A study funded by WorkSafeBC is questioning the effectiveness of a certification program tree-fallers in B.C. have been required to pay for and obtain for nearly a decade, suggesting the certification process has had no effect to reduce injuries.
Lead author Chris McLeod, an associate professor in the University of B.C. School of Population and Public Health, examined injury rates among manual tree fallers — those who use chainsaw equipment to take down trees — between 2003 and 2008.
He was trying to examine injury rates before and after the B.C. Faller Training Standard was made mandatory in 2006 — some had participated voluntarily since 2004. What he found were no significant differences in the number of people getting hurt in an industry that regularly sees fatalities each year.
His study also wasn’t the first to suggest certification programs may be ineffective.
“Previous research examining the effect of certification and training on injury rates report mixed results,” his study found.

## Task prompt
Summarize the passage above on tree-faller certification in two sentences.

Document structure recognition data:

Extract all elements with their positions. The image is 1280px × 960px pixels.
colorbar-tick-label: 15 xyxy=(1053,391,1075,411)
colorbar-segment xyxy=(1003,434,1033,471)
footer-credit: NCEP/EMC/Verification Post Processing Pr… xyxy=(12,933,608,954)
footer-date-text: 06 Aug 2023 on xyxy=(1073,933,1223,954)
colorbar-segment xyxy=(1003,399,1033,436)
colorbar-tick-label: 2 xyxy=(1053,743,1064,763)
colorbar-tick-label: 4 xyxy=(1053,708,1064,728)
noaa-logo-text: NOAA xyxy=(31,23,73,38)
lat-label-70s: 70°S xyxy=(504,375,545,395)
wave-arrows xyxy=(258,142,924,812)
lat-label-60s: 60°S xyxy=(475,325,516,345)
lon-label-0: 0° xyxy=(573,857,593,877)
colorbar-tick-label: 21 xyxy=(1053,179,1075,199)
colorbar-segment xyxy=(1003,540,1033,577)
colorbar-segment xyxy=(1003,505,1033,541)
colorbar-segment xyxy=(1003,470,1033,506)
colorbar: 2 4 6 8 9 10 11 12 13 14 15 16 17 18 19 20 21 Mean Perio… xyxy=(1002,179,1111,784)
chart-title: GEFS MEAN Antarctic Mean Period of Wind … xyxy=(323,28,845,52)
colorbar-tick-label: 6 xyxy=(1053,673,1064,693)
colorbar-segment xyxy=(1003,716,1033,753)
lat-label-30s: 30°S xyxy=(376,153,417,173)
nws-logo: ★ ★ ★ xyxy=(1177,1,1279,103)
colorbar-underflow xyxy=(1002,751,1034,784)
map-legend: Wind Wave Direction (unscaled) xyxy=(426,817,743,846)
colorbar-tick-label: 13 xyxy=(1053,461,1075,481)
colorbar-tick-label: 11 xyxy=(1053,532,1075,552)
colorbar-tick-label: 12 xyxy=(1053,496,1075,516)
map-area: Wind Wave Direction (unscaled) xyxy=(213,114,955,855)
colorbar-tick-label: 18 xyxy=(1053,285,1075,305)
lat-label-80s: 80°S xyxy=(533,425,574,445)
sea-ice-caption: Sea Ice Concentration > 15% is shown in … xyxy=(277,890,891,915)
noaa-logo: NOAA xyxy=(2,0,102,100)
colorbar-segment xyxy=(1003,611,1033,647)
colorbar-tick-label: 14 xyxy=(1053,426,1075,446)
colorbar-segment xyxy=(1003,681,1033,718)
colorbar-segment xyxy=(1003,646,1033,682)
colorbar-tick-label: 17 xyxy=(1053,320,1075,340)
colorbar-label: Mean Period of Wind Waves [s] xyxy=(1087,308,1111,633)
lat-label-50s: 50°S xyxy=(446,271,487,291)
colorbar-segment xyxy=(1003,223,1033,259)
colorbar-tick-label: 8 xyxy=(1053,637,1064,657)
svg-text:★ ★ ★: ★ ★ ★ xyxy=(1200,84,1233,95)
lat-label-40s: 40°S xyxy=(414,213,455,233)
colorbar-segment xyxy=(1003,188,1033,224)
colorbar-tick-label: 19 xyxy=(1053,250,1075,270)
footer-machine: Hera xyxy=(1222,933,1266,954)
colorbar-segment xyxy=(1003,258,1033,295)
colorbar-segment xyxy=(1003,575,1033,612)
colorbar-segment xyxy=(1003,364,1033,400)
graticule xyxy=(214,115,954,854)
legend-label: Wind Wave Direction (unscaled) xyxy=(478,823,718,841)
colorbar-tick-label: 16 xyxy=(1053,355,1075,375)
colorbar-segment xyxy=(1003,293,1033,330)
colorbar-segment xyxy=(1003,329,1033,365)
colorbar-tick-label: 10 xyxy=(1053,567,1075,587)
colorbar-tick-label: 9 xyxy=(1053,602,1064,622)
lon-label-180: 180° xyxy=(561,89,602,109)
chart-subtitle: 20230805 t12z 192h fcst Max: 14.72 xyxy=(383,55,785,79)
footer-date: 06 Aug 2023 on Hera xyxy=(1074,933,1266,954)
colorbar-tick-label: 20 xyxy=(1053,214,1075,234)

## Task answer
A study funded by WorkSafeBC and led by Chris McLeod of the University of B.C. School of Population and Public Health examined injury rates among B.C. manual tree fallers between 2003 and 2008, before and after the B.C. Faller Training Standard became mandatory in 2006. He found no significant differences in the number of people getting hurt, and his study notes that previous research on the effect of certification and training on injury rates reports mixed results.